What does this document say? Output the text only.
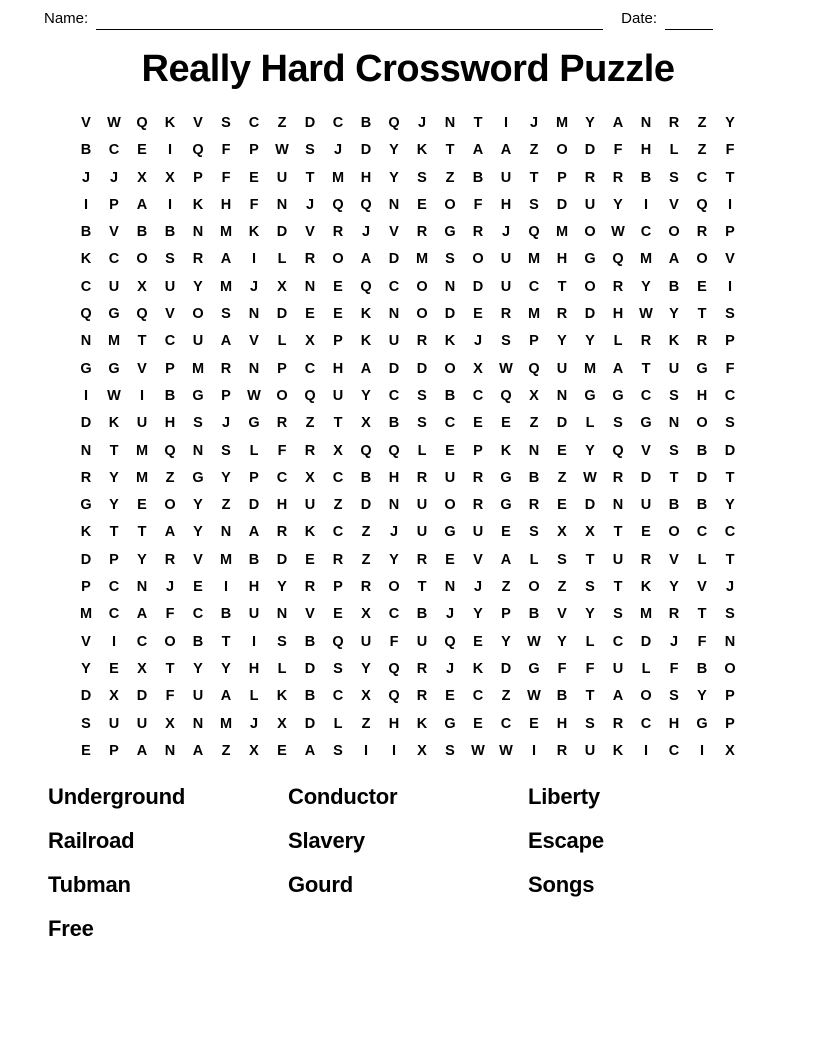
Name:	Date:
Really Hard Crossword Puzzle
V	W	Q	K	V	S	C	Z	D	C	B	Q	J	N	T	I	J	M	Y	A	N	R	Z	Y
B	C	E	I	Q	F	P	W	S	J	D	Y	K	T	A	A	Z	O	D	F	H	L	Z	F
J	J	X	X	P	F	E	U	T	M	H	Y	S	Z	B	U	T	P	R	R	B	S	C	T
I	P	A	I	K	H	F	N	J	Q	Q	N	E	O	F	H	S	D	U	Y	I	V	Q	I
B	V	B	B	N	M	K	D	V	R	J	V	R	G	R	J	Q	M	O	W	C	O	R	P
K	C	O	S	R	A	I	L	R	O	A	D	M	S	O	U	M	H	G	Q	M	A	O	V
C	U	X	U	Y	M	J	X	N	E	Q	C	O	N	D	U	C	T	O	R	Y	B	E	I
Q	G	Q	V	O	S	N	D	E	E	K	N	O	D	E	R	M	R	D	H	W	Y	T	S
N	M	T	C	U	A	V	L	X	P	K	U	R	K	J	S	P	Y	Y	L	R	K	R	P
G	G	V	P	M	R	N	P	C	H	A	D	D	O	X	W	Q	U	M	A	T	U	G	F
I	W	I	B	G	P	W	O	Q	U	Y	C	S	B	C	Q	X	N	G	G	C	S	H	C
D	K	U	H	S	J	G	R	Z	T	X	B	S	C	E	E	Z	D	L	S	G	N	O	S
N	T	M	Q	N	S	L	F	R	X	Q	Q	L	E	P	K	N	E	Y	Q	V	S	B	D
R	Y	M	Z	G	Y	P	C	X	C	B	H	R	U	R	G	B	Z	W	R	D	T	D	T
G	Y	E	O	Y	Z	D	H	U	Z	D	N	U	O	R	G	R	E	D	N	U	B	B	Y
K	T	T	A	Y	N	A	R	K	C	Z	J	U	G	U	E	S	X	X	T	E	O	C	C
D	P	Y	R	V	M	B	D	E	R	Z	Y	R	E	V	A	L	S	T	U	R	V	L	T
P	C	N	J	E	I	H	Y	R	P	R	O	T	N	J	Z	O	Z	S	T	K	Y	V	J
M	C	A	F	C	B	U	N	V	E	X	C	B	J	Y	P	B	V	Y	S	M	R	T	S
V	I	C	O	B	T	I	S	B	Q	U	F	U	Q	E	Y	W	Y	L	C	D	J	F	N
Y	E	X	T	Y	Y	H	L	D	S	Y	Q	R	J	K	D	G	F	F	U	L	F	B	O
D	X	D	F	U	A	L	K	B	C	X	Q	R	E	C	Z	W	B	T	A	O	S	Y	P
S	U	U	X	N	M	J	X	D	L	Z	H	K	G	E	C	E	H	S	R	C	H	G	P
E	P	A	N	A	Z	X	E	A	S	I	I	X	S	W W	I	R	U	K	I	C	I	X
Underground
Railroad
Tubman
Free
Conductor
Slavery
Gourd
Liberty
Escape
Songs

**Task instructions**:
Strip the images and reproduce the remaining records precisely.

**Task solution**:
What does this document say? Output the text only.
Name:	Date:
Really Hard Crossword Puzzle
V	W	Q	K	V	S	C	Z	D	C	B	Q	J	N	T	I	J	M	Y	A	N	R	Z	Y
B	C	E	I	Q	F	P	W	S	J	D	Y	K	T	A	A	Z	O	D	F	H	L	Z	F
J	J	X	X	P	F	E	U	T	M	H	Y	S	Z	B	U	T	P	R	R	B	S	C	T
I	P	A	I	K	H	F	N	J	Q	Q	N	E	O	F	H	S	D	U	Y	I	V	Q	I
B	V	B	B	N	M	K	D	V	R	J	V	R	G	R	J	Q	M	O	W	C	O	R	P
K	C	O	S	R	A	I	L	R	O	A	D	M	S	O	U	M	H	G	Q	M	A	O	V
C	U	X	U	Y	M	J	X	N	E	Q	C	O	N	D	U	C	T	O	R	Y	B	E	I
Q	G	Q	V	O	S	N	D	E	E	K	N	O	D	E	R	M	R	D	H	W	Y	T	S
N	M	T	C	U	A	V	L	X	P	K	U	R	K	J	S	P	Y	Y	L	R	K	R	P
G	G	V	P	M	R	N	P	C	H	A	D	D	O	X	W	Q	U	M	A	T	U	G	F
I	W	I	B	G	P	W	O	Q	U	Y	C	S	B	C	Q	X	N	G	G	C	S	H	C
D	K	U	H	S	J	G	R	Z	T	X	B	S	C	E	E	Z	D	L	S	G	N	O	S
N	T	M	Q	N	S	L	F	R	X	Q	Q	L	E	P	K	N	E	Y	Q	V	S	B	D
R	Y	M	Z	G	Y	P	C	X	C	B	H	R	U	R	G	B	Z	W	R	D	T	D	T
G	Y	E	O	Y	Z	D	H	U	Z	D	N	U	O	R	G	R	E	D	N	U	B	B	Y
K	T	T	A	Y	N	A	R	K	C	Z	J	U	G	U	E	S	X	X	T	E	O	C	C
D	P	Y	R	V	M	B	D	E	R	Z	Y	R	E	V	A	L	S	T	U	R	V	L	T
P	C	N	J	E	I	H	Y	R	P	R	O	T	N	J	Z	O	Z	S	T	K	Y	V	J
M	C	A	F	C	B	U	N	V	E	X	C	B	J	Y	P	B	V	Y	S	M	R	T	S
V	I	C	O	B	T	I	S	B	Q	U	F	U	Q	E	Y	W	Y	L	C	D	J	F	N
Y	E	X	T	Y	Y	H	L	D	S	Y	Q	R	J	K	D	G	F	F	U	L	F	B	O
D	X	D	F	U	A	L	K	B	C	X	Q	R	E	C	Z	W	B	T	A	O	S	Y	P
S	U	U	X	N	M	J	X	D	L	Z	H	K	G	E	C	E	H	S	R	C	H	G	P
E	P	A	N	A	Z	X	E	A	S	I	I	X	S	W W	I	R	U	K	I	C	I	X
Underground
Railroad
Tubman
Free
Conductor
Slavery
Gourd
Liberty
Escape
Songs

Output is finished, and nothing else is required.